> [The exercise]: Output all of the entries below precisely as written.

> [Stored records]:
====================

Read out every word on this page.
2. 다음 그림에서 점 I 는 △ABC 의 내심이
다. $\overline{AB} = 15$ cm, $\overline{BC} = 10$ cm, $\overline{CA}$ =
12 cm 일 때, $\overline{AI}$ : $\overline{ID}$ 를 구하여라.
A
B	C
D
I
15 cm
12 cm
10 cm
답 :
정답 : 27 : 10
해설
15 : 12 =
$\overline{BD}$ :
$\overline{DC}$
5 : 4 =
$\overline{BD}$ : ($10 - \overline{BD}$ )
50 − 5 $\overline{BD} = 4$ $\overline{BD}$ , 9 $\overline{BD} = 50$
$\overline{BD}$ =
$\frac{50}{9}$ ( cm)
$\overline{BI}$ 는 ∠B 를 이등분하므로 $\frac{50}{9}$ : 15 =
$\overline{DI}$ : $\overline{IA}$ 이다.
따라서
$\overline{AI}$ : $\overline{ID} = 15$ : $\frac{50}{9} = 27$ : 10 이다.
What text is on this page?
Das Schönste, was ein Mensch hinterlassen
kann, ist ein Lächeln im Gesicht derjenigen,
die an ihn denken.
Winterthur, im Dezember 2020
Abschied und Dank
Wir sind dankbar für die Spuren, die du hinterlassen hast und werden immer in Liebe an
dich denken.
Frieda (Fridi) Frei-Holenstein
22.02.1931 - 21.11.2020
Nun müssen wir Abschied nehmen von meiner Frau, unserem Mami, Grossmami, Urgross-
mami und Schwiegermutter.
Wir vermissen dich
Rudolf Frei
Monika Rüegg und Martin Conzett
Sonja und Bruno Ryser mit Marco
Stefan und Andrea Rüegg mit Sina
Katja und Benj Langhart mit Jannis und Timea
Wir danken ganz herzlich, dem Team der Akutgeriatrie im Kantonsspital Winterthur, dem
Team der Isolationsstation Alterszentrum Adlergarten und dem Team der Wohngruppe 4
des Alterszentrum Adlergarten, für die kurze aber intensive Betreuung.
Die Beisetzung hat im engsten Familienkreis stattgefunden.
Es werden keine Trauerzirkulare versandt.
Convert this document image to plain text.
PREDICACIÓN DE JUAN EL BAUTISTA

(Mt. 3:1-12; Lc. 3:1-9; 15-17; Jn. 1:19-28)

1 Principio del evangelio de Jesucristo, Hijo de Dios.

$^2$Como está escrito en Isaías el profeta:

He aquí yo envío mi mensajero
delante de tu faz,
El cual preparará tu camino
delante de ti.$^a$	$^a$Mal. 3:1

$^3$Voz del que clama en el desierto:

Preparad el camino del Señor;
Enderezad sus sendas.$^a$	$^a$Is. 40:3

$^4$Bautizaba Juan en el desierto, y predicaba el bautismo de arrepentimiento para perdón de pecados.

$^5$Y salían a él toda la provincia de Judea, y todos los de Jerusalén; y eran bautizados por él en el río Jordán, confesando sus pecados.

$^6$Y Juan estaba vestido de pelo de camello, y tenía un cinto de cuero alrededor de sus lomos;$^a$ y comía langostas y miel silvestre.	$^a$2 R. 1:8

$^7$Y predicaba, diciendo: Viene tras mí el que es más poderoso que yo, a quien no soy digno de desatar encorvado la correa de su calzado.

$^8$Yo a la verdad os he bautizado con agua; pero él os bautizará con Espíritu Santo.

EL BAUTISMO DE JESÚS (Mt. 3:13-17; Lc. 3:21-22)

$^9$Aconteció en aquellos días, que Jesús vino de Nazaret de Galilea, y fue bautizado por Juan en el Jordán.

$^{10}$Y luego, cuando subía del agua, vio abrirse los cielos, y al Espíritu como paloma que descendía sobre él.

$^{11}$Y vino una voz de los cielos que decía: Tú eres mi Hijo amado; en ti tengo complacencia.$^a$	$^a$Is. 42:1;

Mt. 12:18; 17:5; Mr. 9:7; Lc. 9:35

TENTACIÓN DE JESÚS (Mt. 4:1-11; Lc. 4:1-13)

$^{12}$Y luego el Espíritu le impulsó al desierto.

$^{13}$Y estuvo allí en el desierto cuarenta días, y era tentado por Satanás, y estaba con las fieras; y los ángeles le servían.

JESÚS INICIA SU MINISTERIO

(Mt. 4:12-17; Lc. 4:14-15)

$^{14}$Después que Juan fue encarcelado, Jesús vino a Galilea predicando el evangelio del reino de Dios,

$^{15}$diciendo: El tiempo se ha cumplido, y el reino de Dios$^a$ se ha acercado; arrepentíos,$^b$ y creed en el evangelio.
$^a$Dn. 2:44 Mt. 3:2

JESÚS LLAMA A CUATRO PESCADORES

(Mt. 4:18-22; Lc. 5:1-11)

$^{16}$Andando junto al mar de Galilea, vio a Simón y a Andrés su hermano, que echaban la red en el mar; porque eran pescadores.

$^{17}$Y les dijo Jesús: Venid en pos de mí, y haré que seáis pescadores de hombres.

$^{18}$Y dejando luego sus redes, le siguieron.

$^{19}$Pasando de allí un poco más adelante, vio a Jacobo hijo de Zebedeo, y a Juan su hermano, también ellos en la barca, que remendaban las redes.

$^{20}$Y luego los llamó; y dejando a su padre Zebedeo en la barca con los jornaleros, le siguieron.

====================

> [Exercise response]:
Read out every word on this page.
2. 다음 그림에서 점 I 는 △ABC 의 내심이
다. $\overline{AB} = 15$ cm, $\overline{BC} = 10$ cm, $\overline{CA}$ =
12 cm 일 때, $\overline{AI}$ : $\overline{ID}$ 를 구하여라.
A
B	C
D
I
15 cm
12 cm
10 cm
답 :
정답 : 27 : 10
해설
15 : 12 =
$\overline{BD}$ :
$\overline{DC}$
5 : 4 =
$\overline{BD}$ : ($10 - \overline{BD}$ )
50 − 5 $\overline{BD} = 4$ $\overline{BD}$ , 9 $\overline{BD} = 50$
$\overline{BD}$ =
$\frac{50}{9}$ ( cm)
$\overline{BI}$ 는 ∠B 를 이등분하므로 $\frac{50}{9}$ : 15 =
$\overline{DI}$ : $\overline{IA}$ 이다.
따라서
$\overline{AI}$ : $\overline{ID} = 15$ : $\frac{50}{9} = 27$ : 10 이다.
What text is on this page?
Das Schönste, was ein Mensch hinterlassen
kann, ist ein Lächeln im Gesicht derjenigen,
die an ihn denken.
Winterthur, im Dezember 2020
Abschied und Dank
Wir sind dankbar für die Spuren, die du hinterlassen hast und werden immer in Liebe an
dich denken.
Frieda (Fridi) Frei-Holenstein
22.02.1931 - 21.11.2020
Nun müssen wir Abschied nehmen von meiner Frau, unserem Mami, Grossmami, Urgross-
mami und Schwiegermutter.
Wir vermissen dich
Rudolf Frei
Monika Rüegg und Martin Conzett
Sonja und Bruno Ryser mit Marco
Stefan und Andrea Rüegg mit Sina
Katja und Benj Langhart mit Jannis und Timea
Wir danken ganz herzlich, dem Team der Akutgeriatrie im Kantonsspital Winterthur, dem
Team der Isolationsstation Alterszentrum Adlergarten und dem Team der Wohngruppe 4
des Alterszentrum Adlergarten, für die kurze aber intensive Betreuung.
Die Beisetzung hat im engsten Familienkreis stattgefunden.
Es werden keine Trauerzirkulare versandt.
Convert this document image to plain text.
PREDICACIÓN DE JUAN EL BAUTISTA

(Mt. 3:1-12; Lc. 3:1-9; 15-17; Jn. 1:19-28)

1 Principio del evangelio de Jesucristo, Hijo de Dios.

$^2$Como está escrito en Isaías el profeta:

He aquí yo envío mi mensajero
delante de tu faz,
El cual preparará tu camino
delante de ti.$^a$	$^a$Mal. 3:1

$^3$Voz del que clama en el desierto:

Preparad el camino del Señor;
Enderezad sus sendas.$^a$	$^a$Is. 40:3

$^4$Bautizaba Juan en el desierto, y predicaba el bautismo de arrepentimiento para perdón de pecados.

$^5$Y salían a él toda la provincia de Judea, y todos los de Jerusalén; y eran bautizados por él en el río Jordán, confesando sus pecados.

$^6$Y Juan estaba vestido de pelo de camello, y tenía un cinto de cuero alrededor de sus lomos;$^a$ y comía langostas y miel silvestre.	$^a$2 R. 1:8

$^7$Y predicaba, diciendo: Viene tras mí el que es más poderoso que yo, a quien no soy digno de desatar encorvado la correa de su calzado.

$^8$Yo a la verdad os he bautizado con agua; pero él os bautizará con Espíritu Santo.

EL BAUTISMO DE JESÚS (Mt. 3:13-17; Lc. 3:21-22)

$^9$Aconteció en aquellos días, que Jesús vino de Nazaret de Galilea, y fue bautizado por Juan en el Jordán.

$^{10}$Y luego, cuando subía del agua, vio abrirse los cielos, y al Espíritu como paloma que descendía sobre él.

$^{11}$Y vino una voz de los cielos que decía: Tú eres mi Hijo amado; en ti tengo complacencia.$^a$	$^a$Is. 42:1;

Mt. 12:18; 17:5; Mr. 9:7; Lc. 9:35

TENTACIÓN DE JESÚS (Mt. 4:1-11; Lc. 4:1-13)

$^{12}$Y luego el Espíritu le impulsó al desierto.

$^{13}$Y estuvo allí en el desierto cuarenta días, y era tentado por Satanás, y estaba con las fieras; y los ángeles le servían.

JESÚS INICIA SU MINISTERIO

(Mt. 4:12-17; Lc. 4:14-15)

$^{14}$Después que Juan fue encarcelado, Jesús vino a Galilea predicando el evangelio del reino de Dios,

$^{15}$diciendo: El tiempo se ha cumplido, y el reino de Dios$^a$ se ha acercado; arrepentíos,$^b$ y creed en el evangelio.
$^a$Dn. 2:44 Mt. 3:2

JESÚS LLAMA A CUATRO PESCADORES

(Mt. 4:18-22; Lc. 5:1-11)

$^{16}$Andando junto al mar de Galilea, vio a Simón y a Andrés su hermano, que echaban la red en el mar; porque eran pescadores.

$^{17}$Y les dijo Jesús: Venid en pos de mí, y haré que seáis pescadores de hombres.

$^{18}$Y dejando luego sus redes, le siguieron.

$^{19}$Pasando de allí un poco más adelante, vio a Jacobo hijo de Zebedeo, y a Juan su hermano, también ellos en la barca, que remendaban las redes.

$^{20}$Y luego los llamó; y dejando a su padre Zebedeo en la barca con los jornaleros, le siguieron.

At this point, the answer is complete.